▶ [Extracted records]
[BEGIN]

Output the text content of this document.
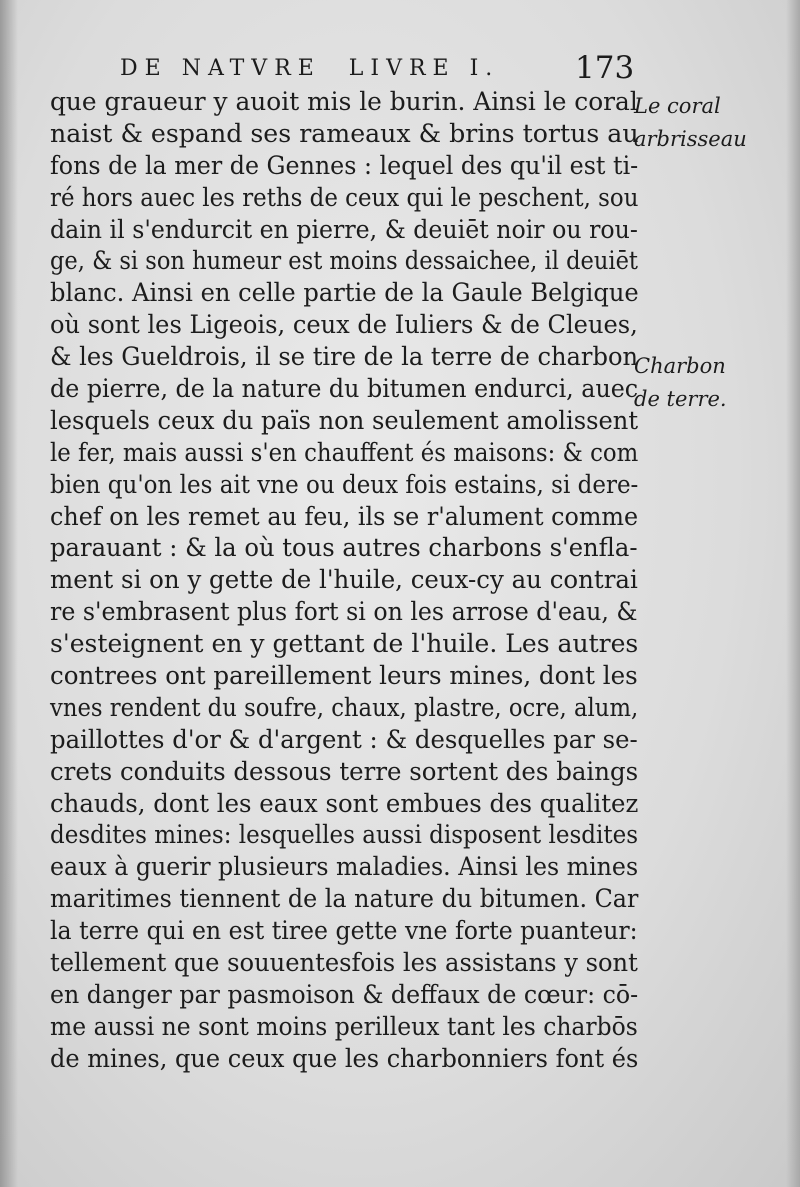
DE NATVRE  LIVRE I. 173
que graueur y auoit mis le burin. Ainsi le coral
naist & espand ses rameaux & brins tortus au
fons de la mer de Gennes : lequel des qu'il est ti-
ré hors auec les reths de ceux qui le peschent, sou
dain il s'endurcit en pierre, & deuiēt noir ou rou-
ge, & si son humeur est moins dessaichee, il deuiēt
blanc. Ainsi en celle partie de la Gaule Belgique
où sont les Ligeois, ceux de Iuliers & de Cleues,
& les Gueldrois, il se tire de la terre de charbon
de pierre, de la nature du bitumen endurci, auec
lesquels ceux du païs non seulement amolissent
le fer, mais aussi s'en chauffent és maisons: & com
bien qu'on les ait vne ou deux fois estains, si dere-
chef on les remet au feu, ils se r'alument comme
parauant : & la où tous autres charbons s'enfla-
ment si on y gette de l'huile, ceux-cy au contrai
re s'embrasent plus fort si on les arrose d'eau, &
s'esteignent en y gettant de l'huile. Les autres
contrees ont pareillement leurs mines, dont les
vnes rendent du soufre, chaux, plastre, ocre, alum,
paillottes d'or & d'argent : & desquelles par se-
crets conduits dessous terre sortent des baings
chauds, dont les eaux sont embues des qualitez
desdites mines: lesquelles aussi disposent lesdites
eaux à guerir plusieurs maladies. Ainsi les mines
maritimes tiennent de la nature du bitumen. Car
la terre qui en est tiree gette vne forte puanteur:
tellement que souuentesfois les assistans y sont
en danger par pasmoison & deffaux de cœur: cō-
me aussi ne sont moins perilleux tant les charbōs
de mines, que ceux que les charbonniers font és
Le coral
arbrisseau
Charbon
de terre.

[END]

▶ [TASK TO CARRY OUT] Scan the lines above for "moins", then copy every one that has it.

▶ [COMPLETED EXERCISE]
ge, & si son humeur est moins dessaichee, il deuiēt
me aussi ne sont moins perilleux tant les charbōs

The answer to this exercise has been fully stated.